Data entries

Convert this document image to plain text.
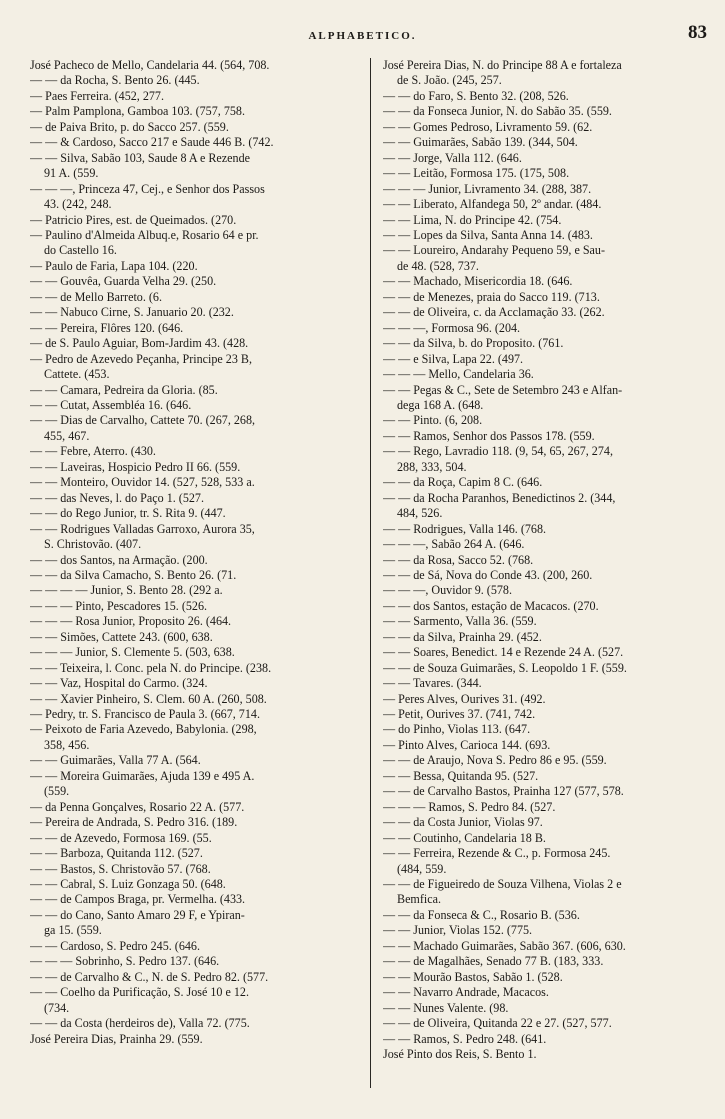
ALPHABETICO.	83
José Pacheco de Mello, Candelaria 44. (564, 708.
— — da Rocha, S. Bento 26. (445.
— Paes Ferreira. (452, 277.
— Palm Pamplona, Gamboa 103. (757, 758.
— de Paiva Brito, p. do Sacco 257. (559.
— — & Cardoso, Sacco 217 e Saude 446 B. (742.
— — Silva, Sabão 103, Saude 8 A e Rezende
91 A. (559.
— — —, Princeza 47, Cej., e Senhor dos Passos
43. (242, 248.
— Patricio Pires, est. de Queimados. (270.
— Paulino d'Almeida Albuq.e, Rosario 64 e pr.
do Castello 16.
— Paulo de Faria, Lapa 104. (220.
— — Gouvêa, Guarda Velha 29. (250.
— — de Mello Barreto. (6.
— — Nabuco Cirne, S. Januario 20. (232.
— — Pereira, Flôres 120. (646.
— de S. Paulo Aguiar, Bom-Jardim 43. (428.
— Pedro de Azevedo Peçanha, Principe 23 B,
Cattete. (453.
— — Camara, Pedreira da Gloria. (85.
— — Cutat, Assembléa 16. (646.
— — Dias de Carvalho, Cattete 70. (267, 268,
455, 467.
— — Febre, Aterro. (430.
— — Laveiras, Hospicio Pedro II 66. (559.
— — Monteiro, Ouvidor 14. (527, 528, 533 a.
— — das Neves, l. do Paço 1. (527.
— — do Rego Junior, tr. S. Rita 9. (447.
— — Rodrigues Valladas Garroxo, Aurora 35,
S. Christovão. (407.
— — dos Santos, na Armação. (200.
— — da Silva Camacho, S. Bento 26. (71.
— — — — Junior, S. Bento 28. (292 a.
— — — Pinto, Pescadores 15. (526.
— — — Rosa Junior, Proposito 26. (464.
— — Simões, Cattete 243. (600, 638.
— — — Junior, S. Clemente 5. (503, 638.
— — Teixeira, l. Conc. pela N. do Principe. (238.
— — Vaz, Hospital do Carmo. (324.
— — Xavier Pinheiro, S. Clem. 60 A. (260, 508.
— Pedry, tr. S. Francisco de Paula 3. (667, 714.
— Peixoto de Faria Azevedo, Babylonia. (298,
358, 456.
— — Guimarães, Valla 77 A. (564.
— — Moreira Guimarães, Ajuda 139 e 495 A.
(559.
— da Penna Gonçalves, Rosario 22 A. (577.
— Pereira de Andrada, S. Pedro 316. (189.
— — de Azevedo, Formosa 169. (55.
— — Barboza, Quitanda 112. (527.
— — Bastos, S. Christovão 57. (768.
— — Cabral, S. Luiz Gonzaga 50. (648.
— — de Campos Braga, pr. Vermelha. (433.
— — do Cano, Santo Amaro 29 F, e Ypiran-
ga 15. (559.
— — Cardoso, S. Pedro 245. (646.
— — — Sobrinho, S. Pedro 137. (646.
— — de Carvalho & C., N. de S. Pedro 82. (577.
— — Coelho da Purificação, S. José 10 e 12.
(734.
— — da Costa (herdeiros de), Valla 72. (775.
José Pereira Dias, Prainha 29. (559.
José Pereira Dias, N. do Principe 88 A e fortaleza
de S. João. (245, 257.
— — do Faro, S. Bento 32. (208, 526.
— — da Fonseca Junior, N. do Sabão 35. (559.
— — Gomes Pedroso, Livramento 59. (62.
— — Guimarães, Sabão 139. (344, 504.
— — Jorge, Valla 112. (646.
— — Leitão, Formosa 175. (175, 508.
— — — Junior, Livramento 34. (288, 387.
— — Liberato, Alfandega 50, 2º andar. (484.
— — Lima, N. do Principe 42. (754.
— — Lopes da Silva, Santa Anna 14. (483.
— — Loureiro, Andarahy Pequeno 59, e Sau-
de 48. (528, 737.
— — Machado, Misericordia 18. (646.
— — de Menezes, praia do Sacco 119. (713.
— — de Oliveira, c. da Acclamação 33. (262.
— — —, Formosa 96. (204.
— — da Silva, b. do Proposito. (761.
— — e Silva, Lapa 22. (497.
— — — Mello, Candelaria 36.
— — Pegas & C., Sete de Setembro 243 e Alfan-
dega 168 A. (648.
— — Pinto. (6, 208.
— — Ramos, Senhor dos Passos 178. (559.
— — Rego, Lavradio 118. (9, 54, 65, 267, 274,
288, 333, 504.
— — da Roça, Capim 8 C. (646.
— — da Rocha Paranhos, Benedictinos 2. (344,
484, 526.
— — Rodrigues, Valla 146. (768.
— — —, Sabão 264 A. (646.
— — da Rosa, Sacco 52. (768.
— — de Sá, Nova do Conde 43. (200, 260.
— — —, Ouvidor 9. (578.
— — dos Santos, estação de Macacos. (270.
— — Sarmento, Valla 36. (559.
— — da Silva, Prainha 29. (452.
— — Soares, Benedict. 14 e Rezende 24 A. (527.
— — de Souza Guimarães, S. Leopoldo 1 F. (559.
— — Tavares. (344.
— Peres Alves, Ourives 31. (492.
— Petit, Ourives 37. (741, 742.
— do Pinho, Violas 113. (647.
— Pinto Alves, Carioca 144. (693.
— — de Araujo, Nova S. Pedro 86 e 95. (559.
— — Bessa, Quitanda 95. (527.
— — de Carvalho Bastos, Prainha 127 (577, 578.
— — — Ramos, S. Pedro 84. (527.
— — da Costa Junior, Violas 97.
— — Coutinho, Candelaria 18 B.
— — Ferreira, Rezende & C., p. Formosa 245.
(484, 559.
— — de Figueiredo de Souza Vilhena, Violas 2 e
Bemfica.
— — da Fonseca & C., Rosario B. (536.
— — Junior, Violas 152. (775.
— — Machado Guimarães, Sabão 367. (606, 630.
— — de Magalhães, Senado 77 B. (183, 333.
— — Mourão Bastos, Sabão 1. (528.
— — Navarro Andrade, Macacos.
— — Nunes Valente. (98.
— — de Oliveira, Quitanda 22 e 27. (527, 577.
— — Ramos, S. Pedro 248. (641.
José Pinto dos Reis, S. Bento 1.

EXERCISE DETAILS: Copy each line of the records that contains the word "Violas".

ANSWER TO THE TASK:
— do Pinho, Violas 113. (647.
— — da Costa Junior, Violas 97.
— — de Figueiredo de Souza Vilhena, Violas 2 e
— — Junior, Violas 152. (775.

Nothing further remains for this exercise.